━━━━━ Provided data

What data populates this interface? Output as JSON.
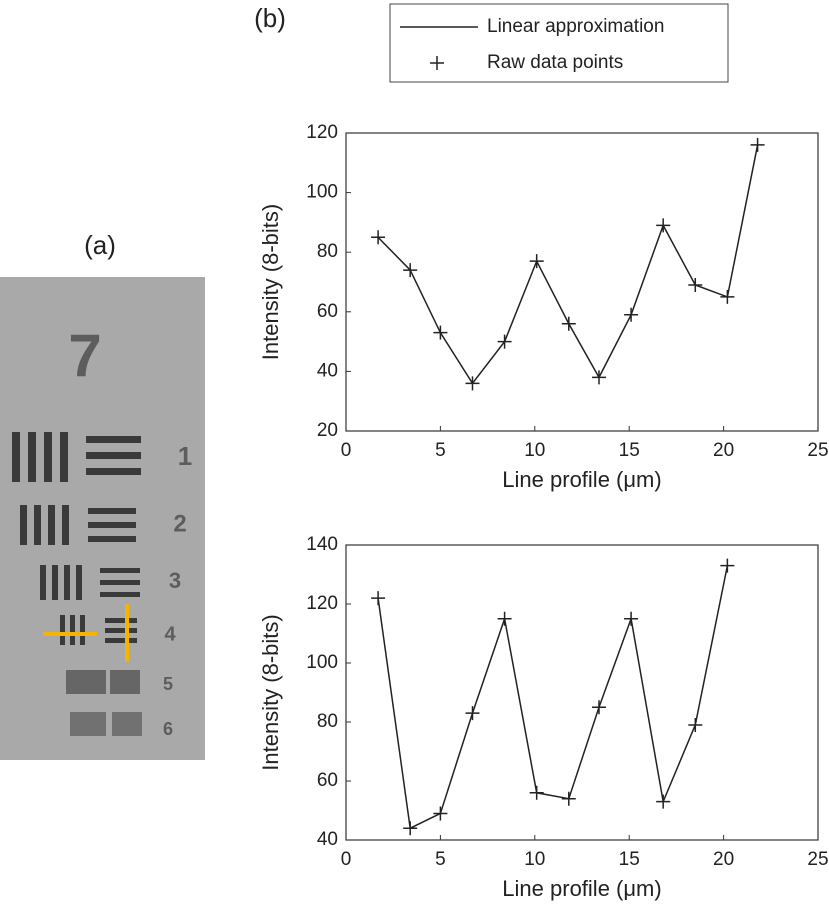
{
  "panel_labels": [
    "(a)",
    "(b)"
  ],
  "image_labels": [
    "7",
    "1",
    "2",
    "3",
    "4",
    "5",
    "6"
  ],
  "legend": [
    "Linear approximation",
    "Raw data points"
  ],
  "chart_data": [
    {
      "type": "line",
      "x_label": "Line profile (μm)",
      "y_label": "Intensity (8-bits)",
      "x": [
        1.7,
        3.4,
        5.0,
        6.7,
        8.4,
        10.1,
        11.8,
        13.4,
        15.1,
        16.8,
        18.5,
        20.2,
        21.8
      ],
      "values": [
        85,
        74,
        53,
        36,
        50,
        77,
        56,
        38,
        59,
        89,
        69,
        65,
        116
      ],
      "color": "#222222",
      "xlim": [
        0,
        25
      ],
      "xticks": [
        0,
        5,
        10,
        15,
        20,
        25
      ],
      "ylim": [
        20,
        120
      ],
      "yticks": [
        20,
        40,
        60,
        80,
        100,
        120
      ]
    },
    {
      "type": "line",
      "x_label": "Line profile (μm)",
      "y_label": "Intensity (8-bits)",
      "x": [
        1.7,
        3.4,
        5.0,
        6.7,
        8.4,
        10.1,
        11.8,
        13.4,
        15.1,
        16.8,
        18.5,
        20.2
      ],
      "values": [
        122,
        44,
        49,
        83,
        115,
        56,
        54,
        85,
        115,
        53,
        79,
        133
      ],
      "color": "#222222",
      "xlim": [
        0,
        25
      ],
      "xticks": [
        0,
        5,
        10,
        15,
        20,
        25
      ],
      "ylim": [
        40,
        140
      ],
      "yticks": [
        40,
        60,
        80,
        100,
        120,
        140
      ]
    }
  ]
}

━━━━━━━━━━
━━━━━ Provided data

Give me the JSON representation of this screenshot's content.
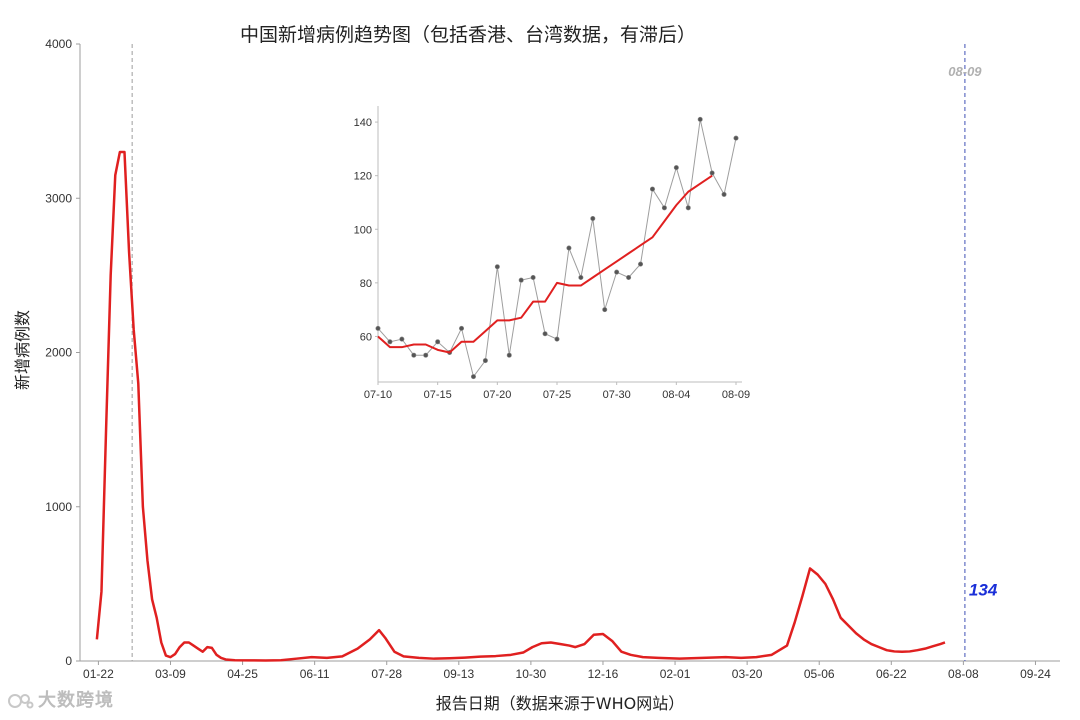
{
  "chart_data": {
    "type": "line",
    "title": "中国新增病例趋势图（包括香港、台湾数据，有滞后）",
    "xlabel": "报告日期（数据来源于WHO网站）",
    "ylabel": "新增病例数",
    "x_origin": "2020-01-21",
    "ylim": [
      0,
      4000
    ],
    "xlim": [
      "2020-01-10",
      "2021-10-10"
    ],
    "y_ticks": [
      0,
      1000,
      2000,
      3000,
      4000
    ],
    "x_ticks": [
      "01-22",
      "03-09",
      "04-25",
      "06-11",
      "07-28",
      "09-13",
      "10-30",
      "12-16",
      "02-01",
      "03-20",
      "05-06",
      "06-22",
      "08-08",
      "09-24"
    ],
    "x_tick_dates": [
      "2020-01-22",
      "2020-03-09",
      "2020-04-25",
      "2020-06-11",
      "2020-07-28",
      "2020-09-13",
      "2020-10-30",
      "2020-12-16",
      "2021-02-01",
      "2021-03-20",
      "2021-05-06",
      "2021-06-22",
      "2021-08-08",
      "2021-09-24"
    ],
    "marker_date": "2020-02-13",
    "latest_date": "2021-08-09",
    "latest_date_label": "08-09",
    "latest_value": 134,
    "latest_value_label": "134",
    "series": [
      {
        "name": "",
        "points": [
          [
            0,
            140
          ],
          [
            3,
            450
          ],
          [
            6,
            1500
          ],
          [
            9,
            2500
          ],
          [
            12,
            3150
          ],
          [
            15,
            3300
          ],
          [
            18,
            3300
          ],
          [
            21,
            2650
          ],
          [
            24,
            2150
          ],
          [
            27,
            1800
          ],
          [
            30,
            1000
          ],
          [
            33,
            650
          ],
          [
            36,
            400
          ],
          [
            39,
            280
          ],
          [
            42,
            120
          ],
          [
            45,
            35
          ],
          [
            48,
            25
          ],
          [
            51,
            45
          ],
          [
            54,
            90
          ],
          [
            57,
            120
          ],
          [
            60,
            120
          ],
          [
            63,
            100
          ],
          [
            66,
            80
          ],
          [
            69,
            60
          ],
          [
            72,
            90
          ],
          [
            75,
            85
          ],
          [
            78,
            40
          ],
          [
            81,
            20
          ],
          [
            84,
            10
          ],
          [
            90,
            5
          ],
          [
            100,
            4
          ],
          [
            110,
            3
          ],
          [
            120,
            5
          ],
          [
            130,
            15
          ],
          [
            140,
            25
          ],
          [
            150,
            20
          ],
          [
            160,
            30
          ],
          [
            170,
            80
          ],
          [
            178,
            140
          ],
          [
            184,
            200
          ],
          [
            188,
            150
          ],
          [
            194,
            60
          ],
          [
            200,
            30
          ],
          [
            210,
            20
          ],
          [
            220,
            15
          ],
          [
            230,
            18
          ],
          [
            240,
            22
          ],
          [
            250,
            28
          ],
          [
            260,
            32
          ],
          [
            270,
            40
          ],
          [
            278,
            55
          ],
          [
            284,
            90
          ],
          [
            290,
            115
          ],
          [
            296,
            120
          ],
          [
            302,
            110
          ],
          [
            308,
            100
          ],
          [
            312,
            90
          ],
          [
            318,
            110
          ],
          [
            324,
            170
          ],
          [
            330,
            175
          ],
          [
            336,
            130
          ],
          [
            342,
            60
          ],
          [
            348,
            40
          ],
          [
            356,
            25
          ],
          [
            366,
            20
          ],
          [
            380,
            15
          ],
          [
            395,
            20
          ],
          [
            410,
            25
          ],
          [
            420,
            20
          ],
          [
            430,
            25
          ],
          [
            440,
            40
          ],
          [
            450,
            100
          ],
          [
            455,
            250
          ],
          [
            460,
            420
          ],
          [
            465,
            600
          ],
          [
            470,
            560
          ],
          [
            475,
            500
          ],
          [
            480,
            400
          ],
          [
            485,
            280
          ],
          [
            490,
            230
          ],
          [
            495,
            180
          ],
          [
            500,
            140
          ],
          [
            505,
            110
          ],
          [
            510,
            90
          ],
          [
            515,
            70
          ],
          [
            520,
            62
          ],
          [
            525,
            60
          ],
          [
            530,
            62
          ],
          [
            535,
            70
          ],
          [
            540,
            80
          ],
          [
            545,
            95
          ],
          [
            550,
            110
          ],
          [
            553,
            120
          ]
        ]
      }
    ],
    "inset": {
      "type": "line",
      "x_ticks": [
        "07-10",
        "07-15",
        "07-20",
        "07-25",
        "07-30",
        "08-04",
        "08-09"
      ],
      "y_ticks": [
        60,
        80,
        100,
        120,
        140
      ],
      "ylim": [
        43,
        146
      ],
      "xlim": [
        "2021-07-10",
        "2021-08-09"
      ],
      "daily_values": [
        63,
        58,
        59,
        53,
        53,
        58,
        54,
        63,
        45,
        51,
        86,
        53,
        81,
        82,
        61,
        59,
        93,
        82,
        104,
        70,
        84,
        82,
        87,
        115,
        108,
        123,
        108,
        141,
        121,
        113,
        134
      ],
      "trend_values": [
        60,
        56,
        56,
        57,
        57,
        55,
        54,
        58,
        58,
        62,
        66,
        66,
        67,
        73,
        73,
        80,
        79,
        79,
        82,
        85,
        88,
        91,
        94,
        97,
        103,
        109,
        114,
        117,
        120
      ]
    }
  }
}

━━━━━━━━━━
━━━━━ Provided data

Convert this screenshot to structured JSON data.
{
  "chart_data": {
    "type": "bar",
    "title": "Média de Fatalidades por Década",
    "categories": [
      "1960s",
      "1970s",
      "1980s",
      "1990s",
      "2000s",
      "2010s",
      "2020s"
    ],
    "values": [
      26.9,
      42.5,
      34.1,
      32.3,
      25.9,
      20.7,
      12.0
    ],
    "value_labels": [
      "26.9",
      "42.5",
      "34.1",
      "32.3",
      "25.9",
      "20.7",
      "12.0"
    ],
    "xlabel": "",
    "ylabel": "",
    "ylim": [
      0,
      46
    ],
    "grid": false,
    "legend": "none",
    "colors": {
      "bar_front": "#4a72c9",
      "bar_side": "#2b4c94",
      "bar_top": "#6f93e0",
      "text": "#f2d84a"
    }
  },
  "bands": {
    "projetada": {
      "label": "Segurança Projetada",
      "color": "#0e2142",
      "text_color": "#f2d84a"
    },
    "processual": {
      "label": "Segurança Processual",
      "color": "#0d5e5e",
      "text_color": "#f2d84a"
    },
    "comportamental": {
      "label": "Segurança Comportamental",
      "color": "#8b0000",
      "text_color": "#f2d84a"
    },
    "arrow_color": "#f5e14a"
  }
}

━━━━━━━━━━

Filter the listing above by the word "screenshot"; copy each line that passes.

Give me the JSON representation of this screenshot's content.
Convert this screenshot to structured JSON data.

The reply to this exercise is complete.